== Dataset records ==

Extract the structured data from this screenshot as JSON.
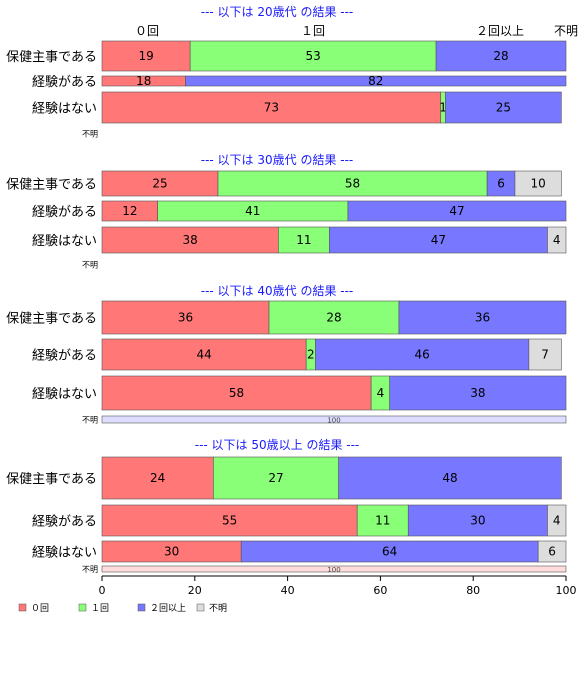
{
  "chart_data": {
    "type": "bar",
    "orientation": "horizontal",
    "stacked": true,
    "xlim": [
      0,
      100
    ],
    "xticks": [
      "0",
      "20",
      "40",
      "60",
      "80",
      "100"
    ],
    "column_headers": [
      "０回",
      "１回",
      "２回以上",
      "不明"
    ],
    "legend": {
      "placement": "bottom-left",
      "entries": [
        "０回",
        "１回",
        "２回以上",
        "不明"
      ]
    },
    "colors": {
      "０回": "#ff7777",
      "１回": "#88ff77",
      "２回以上": "#7777ff",
      "不明": "#dddddd"
    },
    "panels": [
      {
        "title": "--- 以下は 20歳代 の結果 ---",
        "categories": [
          "保健主事である",
          "経験がある",
          "経験はない",
          "不明"
        ],
        "series": [
          {
            "name": "０回",
            "values": [
              19,
              18,
              73,
              0
            ]
          },
          {
            "name": "１回",
            "values": [
              53,
              0,
              1,
              0
            ]
          },
          {
            "name": "２回以上",
            "values": [
              28,
              82,
              25,
              0
            ]
          },
          {
            "name": "不明",
            "values": [
              0,
              0,
              0,
              0
            ]
          }
        ]
      },
      {
        "title": "--- 以下は 30歳代 の結果 ---",
        "categories": [
          "保健主事である",
          "経験がある",
          "経験はない",
          "不明"
        ],
        "series": [
          {
            "name": "０回",
            "values": [
              25,
              12,
              38,
              0
            ]
          },
          {
            "name": "１回",
            "values": [
              58,
              41,
              11,
              0
            ]
          },
          {
            "name": "２回以上",
            "values": [
              6,
              47,
              47,
              0
            ]
          },
          {
            "name": "不明",
            "values": [
              10,
              0,
              4,
              0
            ]
          }
        ]
      },
      {
        "title": "--- 以下は 40歳代 の結果 ---",
        "categories": [
          "保健主事である",
          "経験がある",
          "経験はない",
          "不明"
        ],
        "series": [
          {
            "name": "０回",
            "values": [
              36,
              44,
              58,
              0
            ]
          },
          {
            "name": "１回",
            "values": [
              28,
              2,
              4,
              0
            ]
          },
          {
            "name": "２回以上",
            "values": [
              36,
              46,
              38,
              100
            ]
          },
          {
            "name": "不明",
            "values": [
              0,
              7,
              0,
              0
            ]
          }
        ]
      },
      {
        "title": "--- 以下は 50歳以上 の結果 ---",
        "categories": [
          "保健主事である",
          "経験がある",
          "経験はない",
          "不明"
        ],
        "series": [
          {
            "name": "０回",
            "values": [
              24,
              55,
              30,
              100
            ]
          },
          {
            "name": "１回",
            "values": [
              27,
              11,
              0,
              0
            ]
          },
          {
            "name": "２回以上",
            "values": [
              48,
              30,
              64,
              0
            ]
          },
          {
            "name": "不明",
            "values": [
              0,
              4,
              6,
              0
            ]
          }
        ]
      }
    ]
  }
}
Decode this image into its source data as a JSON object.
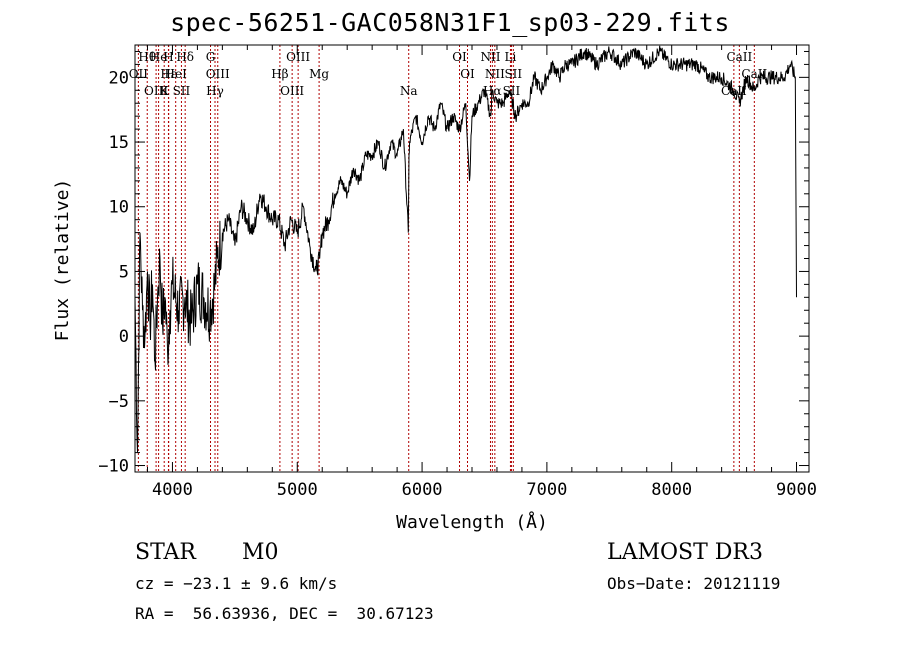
{
  "chart_data": {
    "type": "line",
    "title": "spec-56251-GAC058N31F1_sp03-229.fits",
    "xlabel": "Wavelength (Å)",
    "ylabel": "Flux (relative)",
    "xlim": [
      3700,
      9100
    ],
    "ylim": [
      -10.5,
      22.5
    ],
    "x_ticks": [
      4000,
      5000,
      6000,
      7000,
      8000,
      9000
    ],
    "x_tick_labels": [
      "4000",
      "5000",
      "6000",
      "7000",
      "8000",
      "9000"
    ],
    "y_ticks": [
      -10,
      -5,
      0,
      5,
      10,
      15,
      20
    ],
    "y_tick_labels": [
      "−10",
      "−5",
      "0",
      "5",
      "10",
      "15",
      "20"
    ],
    "series": [
      {
        "name": "flux",
        "x": [
          3700,
          3720,
          3740,
          3760,
          3780,
          3800,
          3820,
          3840,
          3860,
          3880,
          3900,
          3920,
          3940,
          3960,
          3980,
          4000,
          4050,
          4100,
          4150,
          4200,
          4250,
          4300,
          4340,
          4360,
          4400,
          4450,
          4500,
          4550,
          4600,
          4650,
          4700,
          4750,
          4800,
          4850,
          4900,
          4950,
          5000,
          5050,
          5100,
          5150,
          5180,
          5200,
          5250,
          5300,
          5350,
          5400,
          5450,
          5500,
          5550,
          5600,
          5650,
          5700,
          5750,
          5800,
          5850,
          5890,
          5895,
          5900,
          5950,
          6000,
          6050,
          6100,
          6150,
          6200,
          6250,
          6300,
          6350,
          6380,
          6400,
          6450,
          6500,
          6550,
          6563,
          6600,
          6650,
          6700,
          6750,
          6800,
          6850,
          6900,
          6950,
          7000,
          7050,
          7100,
          7150,
          7200,
          7300,
          7400,
          7500,
          7600,
          7700,
          7800,
          7900,
          8000,
          8100,
          8200,
          8300,
          8400,
          8498,
          8542,
          8600,
          8662,
          8700,
          8800,
          8900,
          8950,
          8990,
          9000
        ],
        "values": [
          3,
          -9,
          8,
          2,
          0,
          5,
          1,
          4,
          -2,
          3,
          6,
          1,
          3,
          -1,
          2,
          4,
          2,
          3,
          1,
          4,
          3,
          2,
          4,
          6,
          8,
          9,
          7,
          10,
          9,
          8,
          11,
          10,
          9,
          9,
          7,
          9,
          8,
          10,
          7,
          5,
          6,
          8,
          9,
          11,
          12,
          11,
          13,
          12,
          14,
          14,
          15,
          13,
          15,
          14,
          16,
          8,
          14,
          15,
          17,
          15,
          17,
          16,
          18,
          16,
          17,
          16,
          18,
          12,
          17,
          18,
          19,
          17,
          19,
          18,
          18,
          19,
          17,
          18,
          18,
          20,
          19,
          20,
          21,
          20,
          21,
          21,
          22,
          21,
          22,
          21,
          22,
          21,
          22,
          21,
          21,
          21,
          20,
          20,
          19,
          18,
          20,
          19,
          20,
          20,
          20,
          21,
          20,
          3
        ]
      }
    ],
    "line_markers": [
      {
        "label": "Hθ",
        "x": 3798
      },
      {
        "label": "OII",
        "x": 3727
      },
      {
        "label": "OIII",
        "x": 3869
      },
      {
        "label": "He",
        "x": 3889
      },
      {
        "label": "Hε",
        "x": 3970
      },
      {
        "label": "K",
        "x": 3934
      },
      {
        "label": "H",
        "x": 3968
      },
      {
        "label": "HeI",
        "x": 4026
      },
      {
        "label": "SII",
        "x": 4072
      },
      {
        "label": "Hδ",
        "x": 4102
      },
      {
        "label": "OIII",
        "x": 4363
      },
      {
        "label": "Hγ",
        "x": 4341
      },
      {
        "label": "G",
        "x": 4305
      },
      {
        "label": "Hβ",
        "x": 4861
      },
      {
        "label": "OIII",
        "x": 4959
      },
      {
        "label": "OIII",
        "x": 5007
      },
      {
        "label": "Mg",
        "x": 5175
      },
      {
        "label": "Na",
        "x": 5893
      },
      {
        "label": "OI",
        "x": 6300
      },
      {
        "label": "OI",
        "x": 6364
      },
      {
        "label": "Hα",
        "x": 6563
      },
      {
        "label": "NII",
        "x": 6548
      },
      {
        "label": "NII",
        "x": 6583
      },
      {
        "label": "SII",
        "x": 6716
      },
      {
        "label": "Li",
        "x": 6708
      },
      {
        "label": "SII",
        "x": 6731
      },
      {
        "label": "CaII",
        "x": 8498
      },
      {
        "label": "CaII",
        "x": 8542
      },
      {
        "label": "CaII",
        "x": 8662
      }
    ]
  },
  "info": {
    "class": "STAR",
    "subclass": "M0",
    "survey": "LAMOST DR3",
    "cz": "cz = −23.1 ± 9.6 km/s",
    "obs_date": "Obs−Date: 20121119",
    "radec": "RA =  56.63936, DEC =  30.67123"
  },
  "colors": {
    "axis": "#000000",
    "spectrum": "#000000",
    "marker_line": "#b00000"
  }
}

===

> [Required task]:
Gather each line of the listing containing the word "title" and show it.

> [Output for this exercise]:
        "title": "--- 以下は 20歳代 の結果 ---",
        "title": "--- 以下は 30歳代 の結果 ---",
        "title": "--- 以下は 40歳代 の結果 ---",
        "title": "--- 以下は 50歳以上 の結果 ---",
    "title": "spec-56251-GAC058N31F1_sp03-229.fits",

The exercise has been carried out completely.